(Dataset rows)
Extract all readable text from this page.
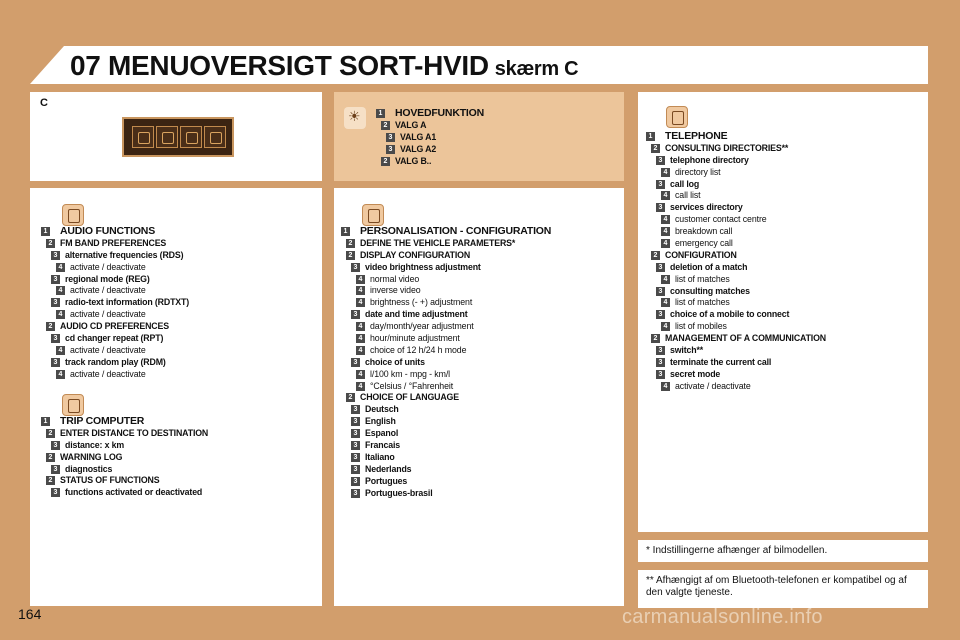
07 MENUOVERSIGT SORT-HVID skærm C
C
☀
1 HOVEDFUNKTION
2 VALG A
3 VALG A1
3 VALG A2
2 VALG B..
1 AUDIO FUNCTIONS
2 FM BAND PREFERENCES
3 alternative frequencies (RDS)
4 activate / deactivate
3 regional mode (REG)
4 activate / deactivate
3 radio-text information (RDTXT)
4 activate / deactivate
2 AUDIO CD PREFERENCES
3 cd changer repeat (RPT)
4 activate / deactivate
3 track random play (RDM)
4 activate / deactivate
1 TRIP COMPUTER
2 ENTER DISTANCE TO DESTINATION
3 distance: x km
2 WARNING LOG
3 diagnostics
2 STATUS OF FUNCTIONS
3 functions activated or deactivated
1 PERSONALISATION - CONFIGURATION
2 DEFINE THE VEHICLE PARAMETERS*
2 DISPLAY CONFIGURATION
3 video brightness adjustment
4 normal video
4 inverse video
4 brightness (- +) adjustment
3 date and time adjustment
4 day/month/year adjustment
4 hour/minute adjustment
4 choice of 12 h/24 h mode
3 choice of units
4 l/100 km - mpg - km/l
4 °Celsius / °Fahrenheit
2 CHOICE OF LANGUAGE
3 Deutsch
3 English
3 Espanol
3 Francais
3 Italiano
3 Nederlands
3 Portugues
3 Portugues-brasil
1 TELEPHONE
2 CONSULTING DIRECTORIES**
3 telephone directory
4 directory list
3 call log
4 call list
3 services directory
4 customer contact centre
4 breakdown call
4 emergency call
2 CONFIGURATION
3 deletion of a match
4 list of matches
3 consulting matches
4 list of matches
3 choice of a mobile to connect
4 list of mobiles
2 MANAGEMENT OF A COMMUNICATION
3 switch**
3 terminate the current call
3 secret mode
4 activate / deactivate
* Indstillingerne afhænger af bilmodellen.
** Afhængigt af om Bluetooth-telefonen er kompatibel og af den valgte tjeneste.
164	carmanualsonline.info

■ TASK DIRECTIONS: Using the records above, copy each line that contains "list".

■ WRITTEN SOLUTION:
4 directory list
4 call list
4 list of matches
4 list of matches
4 list of mobiles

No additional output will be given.